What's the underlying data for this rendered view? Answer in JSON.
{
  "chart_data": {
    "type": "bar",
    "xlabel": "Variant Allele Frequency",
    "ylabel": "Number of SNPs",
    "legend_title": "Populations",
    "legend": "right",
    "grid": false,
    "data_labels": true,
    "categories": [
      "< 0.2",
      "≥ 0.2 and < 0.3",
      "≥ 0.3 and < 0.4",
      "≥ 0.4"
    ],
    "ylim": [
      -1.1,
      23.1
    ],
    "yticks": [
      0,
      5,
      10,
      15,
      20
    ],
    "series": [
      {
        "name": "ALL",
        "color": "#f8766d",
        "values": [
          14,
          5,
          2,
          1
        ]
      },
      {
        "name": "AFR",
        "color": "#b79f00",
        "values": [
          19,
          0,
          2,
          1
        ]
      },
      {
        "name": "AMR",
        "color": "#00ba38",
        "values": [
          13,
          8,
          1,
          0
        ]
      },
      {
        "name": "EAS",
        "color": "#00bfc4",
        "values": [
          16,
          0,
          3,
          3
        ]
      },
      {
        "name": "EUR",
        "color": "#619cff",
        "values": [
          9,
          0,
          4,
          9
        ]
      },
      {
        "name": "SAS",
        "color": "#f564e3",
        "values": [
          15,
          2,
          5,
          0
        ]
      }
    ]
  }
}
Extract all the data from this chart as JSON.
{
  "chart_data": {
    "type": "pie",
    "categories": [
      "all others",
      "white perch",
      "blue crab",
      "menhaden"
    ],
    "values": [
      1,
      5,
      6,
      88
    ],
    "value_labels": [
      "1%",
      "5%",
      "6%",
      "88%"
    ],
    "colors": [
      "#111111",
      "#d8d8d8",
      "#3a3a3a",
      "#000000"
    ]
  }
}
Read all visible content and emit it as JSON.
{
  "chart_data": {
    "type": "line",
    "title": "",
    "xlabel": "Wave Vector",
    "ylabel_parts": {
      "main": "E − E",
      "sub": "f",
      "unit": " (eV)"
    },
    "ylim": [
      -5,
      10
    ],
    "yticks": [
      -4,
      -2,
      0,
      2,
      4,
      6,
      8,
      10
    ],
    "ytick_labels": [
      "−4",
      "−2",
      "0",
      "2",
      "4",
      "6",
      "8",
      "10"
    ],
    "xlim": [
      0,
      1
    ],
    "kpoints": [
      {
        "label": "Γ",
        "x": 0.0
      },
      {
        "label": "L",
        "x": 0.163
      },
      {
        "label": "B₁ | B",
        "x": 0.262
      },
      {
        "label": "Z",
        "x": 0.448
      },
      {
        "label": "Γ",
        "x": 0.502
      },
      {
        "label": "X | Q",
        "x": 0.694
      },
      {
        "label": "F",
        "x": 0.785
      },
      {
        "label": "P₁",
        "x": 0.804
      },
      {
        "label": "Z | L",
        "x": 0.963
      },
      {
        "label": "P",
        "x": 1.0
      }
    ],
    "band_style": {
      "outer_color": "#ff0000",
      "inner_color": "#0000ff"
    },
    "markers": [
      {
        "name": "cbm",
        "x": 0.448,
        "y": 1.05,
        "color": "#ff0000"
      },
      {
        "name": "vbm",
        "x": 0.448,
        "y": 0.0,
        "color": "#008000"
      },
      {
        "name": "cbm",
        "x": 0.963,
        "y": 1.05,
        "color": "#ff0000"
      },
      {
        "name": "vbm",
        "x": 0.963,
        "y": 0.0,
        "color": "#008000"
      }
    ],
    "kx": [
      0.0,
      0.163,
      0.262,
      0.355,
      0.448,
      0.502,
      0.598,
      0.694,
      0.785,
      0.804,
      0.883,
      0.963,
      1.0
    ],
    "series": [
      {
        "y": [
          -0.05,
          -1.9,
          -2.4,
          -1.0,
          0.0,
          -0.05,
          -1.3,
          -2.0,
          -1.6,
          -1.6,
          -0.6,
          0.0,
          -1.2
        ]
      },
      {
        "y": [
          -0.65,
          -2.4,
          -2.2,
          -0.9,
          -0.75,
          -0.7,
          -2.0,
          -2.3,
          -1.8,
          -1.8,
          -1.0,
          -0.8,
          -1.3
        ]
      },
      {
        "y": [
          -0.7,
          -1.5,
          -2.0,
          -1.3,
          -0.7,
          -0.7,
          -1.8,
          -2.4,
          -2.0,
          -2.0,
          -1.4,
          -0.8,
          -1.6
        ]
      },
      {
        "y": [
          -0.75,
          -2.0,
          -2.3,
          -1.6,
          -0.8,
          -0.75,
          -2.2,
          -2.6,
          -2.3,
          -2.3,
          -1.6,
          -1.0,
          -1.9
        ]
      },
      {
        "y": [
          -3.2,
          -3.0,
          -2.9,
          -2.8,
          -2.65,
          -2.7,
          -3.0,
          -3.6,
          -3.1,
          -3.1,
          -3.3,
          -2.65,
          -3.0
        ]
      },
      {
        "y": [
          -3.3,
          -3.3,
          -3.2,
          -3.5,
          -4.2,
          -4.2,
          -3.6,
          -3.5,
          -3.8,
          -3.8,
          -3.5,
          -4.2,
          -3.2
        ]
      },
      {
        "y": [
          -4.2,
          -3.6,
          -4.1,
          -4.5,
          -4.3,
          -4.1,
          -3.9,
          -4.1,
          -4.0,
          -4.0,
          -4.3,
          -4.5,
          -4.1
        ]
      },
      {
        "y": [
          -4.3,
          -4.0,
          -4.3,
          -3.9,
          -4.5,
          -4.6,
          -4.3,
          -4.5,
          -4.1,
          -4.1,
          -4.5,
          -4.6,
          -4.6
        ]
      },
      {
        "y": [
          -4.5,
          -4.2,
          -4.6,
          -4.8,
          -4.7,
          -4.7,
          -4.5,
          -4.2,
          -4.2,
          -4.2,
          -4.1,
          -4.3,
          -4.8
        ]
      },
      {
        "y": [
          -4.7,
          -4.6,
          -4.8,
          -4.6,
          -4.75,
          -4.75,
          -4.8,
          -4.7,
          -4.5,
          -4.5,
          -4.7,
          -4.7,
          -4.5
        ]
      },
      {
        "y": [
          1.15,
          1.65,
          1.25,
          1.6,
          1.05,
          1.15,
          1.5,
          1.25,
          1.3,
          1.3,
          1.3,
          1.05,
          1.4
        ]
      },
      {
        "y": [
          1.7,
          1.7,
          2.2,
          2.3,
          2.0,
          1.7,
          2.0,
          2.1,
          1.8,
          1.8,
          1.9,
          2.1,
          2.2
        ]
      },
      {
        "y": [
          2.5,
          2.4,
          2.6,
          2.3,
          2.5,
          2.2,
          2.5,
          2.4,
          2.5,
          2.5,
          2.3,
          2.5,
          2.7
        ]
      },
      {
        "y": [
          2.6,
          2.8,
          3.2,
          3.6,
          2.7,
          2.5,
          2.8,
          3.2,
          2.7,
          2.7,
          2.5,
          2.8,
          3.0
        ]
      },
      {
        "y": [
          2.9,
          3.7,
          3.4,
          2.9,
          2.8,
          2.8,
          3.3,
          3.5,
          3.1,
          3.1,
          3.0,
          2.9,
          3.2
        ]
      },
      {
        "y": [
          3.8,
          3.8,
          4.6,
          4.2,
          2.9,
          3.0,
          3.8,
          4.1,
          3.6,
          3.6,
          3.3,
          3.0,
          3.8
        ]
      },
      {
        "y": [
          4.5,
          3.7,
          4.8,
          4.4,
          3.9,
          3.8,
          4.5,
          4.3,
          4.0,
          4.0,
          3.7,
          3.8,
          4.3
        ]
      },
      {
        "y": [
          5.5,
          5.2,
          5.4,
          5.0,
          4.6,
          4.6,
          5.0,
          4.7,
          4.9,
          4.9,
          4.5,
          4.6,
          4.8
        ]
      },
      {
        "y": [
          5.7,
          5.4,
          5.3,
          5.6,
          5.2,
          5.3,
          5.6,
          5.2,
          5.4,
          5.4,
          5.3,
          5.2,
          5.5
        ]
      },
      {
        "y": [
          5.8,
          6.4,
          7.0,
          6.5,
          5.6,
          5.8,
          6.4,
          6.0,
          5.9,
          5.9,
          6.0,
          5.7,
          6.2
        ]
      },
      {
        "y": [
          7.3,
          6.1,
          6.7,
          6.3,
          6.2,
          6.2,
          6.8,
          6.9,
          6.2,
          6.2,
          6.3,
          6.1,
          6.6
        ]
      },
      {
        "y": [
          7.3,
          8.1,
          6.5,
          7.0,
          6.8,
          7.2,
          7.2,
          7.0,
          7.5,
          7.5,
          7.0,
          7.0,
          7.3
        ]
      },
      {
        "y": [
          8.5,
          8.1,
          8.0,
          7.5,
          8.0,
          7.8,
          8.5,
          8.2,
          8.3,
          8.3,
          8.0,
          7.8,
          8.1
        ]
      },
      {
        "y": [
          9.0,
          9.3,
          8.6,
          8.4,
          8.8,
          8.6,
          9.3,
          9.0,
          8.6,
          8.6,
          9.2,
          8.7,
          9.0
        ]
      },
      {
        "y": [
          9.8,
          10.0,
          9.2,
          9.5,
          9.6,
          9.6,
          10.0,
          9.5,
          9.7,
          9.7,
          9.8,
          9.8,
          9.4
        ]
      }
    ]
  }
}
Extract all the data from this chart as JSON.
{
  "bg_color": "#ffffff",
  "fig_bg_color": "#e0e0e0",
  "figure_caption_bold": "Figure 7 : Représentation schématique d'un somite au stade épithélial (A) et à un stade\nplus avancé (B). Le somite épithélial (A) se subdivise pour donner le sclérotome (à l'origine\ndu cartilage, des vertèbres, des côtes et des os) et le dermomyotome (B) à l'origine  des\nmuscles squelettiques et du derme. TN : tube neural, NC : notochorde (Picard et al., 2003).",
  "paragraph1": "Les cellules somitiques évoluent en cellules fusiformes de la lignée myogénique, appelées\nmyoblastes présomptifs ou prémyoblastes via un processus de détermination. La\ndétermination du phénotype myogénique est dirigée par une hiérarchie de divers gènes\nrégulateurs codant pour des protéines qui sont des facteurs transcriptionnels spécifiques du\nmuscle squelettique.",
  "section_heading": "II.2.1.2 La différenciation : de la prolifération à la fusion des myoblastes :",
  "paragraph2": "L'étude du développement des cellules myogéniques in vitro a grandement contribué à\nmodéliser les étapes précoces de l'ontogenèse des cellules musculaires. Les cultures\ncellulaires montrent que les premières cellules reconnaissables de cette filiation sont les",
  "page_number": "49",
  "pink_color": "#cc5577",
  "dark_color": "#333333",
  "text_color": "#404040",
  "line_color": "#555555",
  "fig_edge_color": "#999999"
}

--------------------------------------------------

Work to complete » Scan the data above and copy every line with "cellules" in it.

Reply »
  "paragraph1": "Les cellules somitiques évoluent en cellules fusiformes de la lignée myogénique, appelées\nmyoblastes présomptifs ou prémyoblastes via un processus de détermination. La\ndétermination du phénotype myogénique est dirigée par une hiérarchie de divers gènes\nrégulateurs codant pour des protéines qui sont des facteurs transcriptionnels spécifiques du\nmuscle squelettique.",
  "paragraph2": "L'étude du développement des cellules myogéniques in vitro a grandement contribué à\nmodéliser les étapes précoces de l'ontogenèse des cellules musculaires. Les cultures\ncellulaires montrent que les premières cellules reconnaissables de cette filiation sont les",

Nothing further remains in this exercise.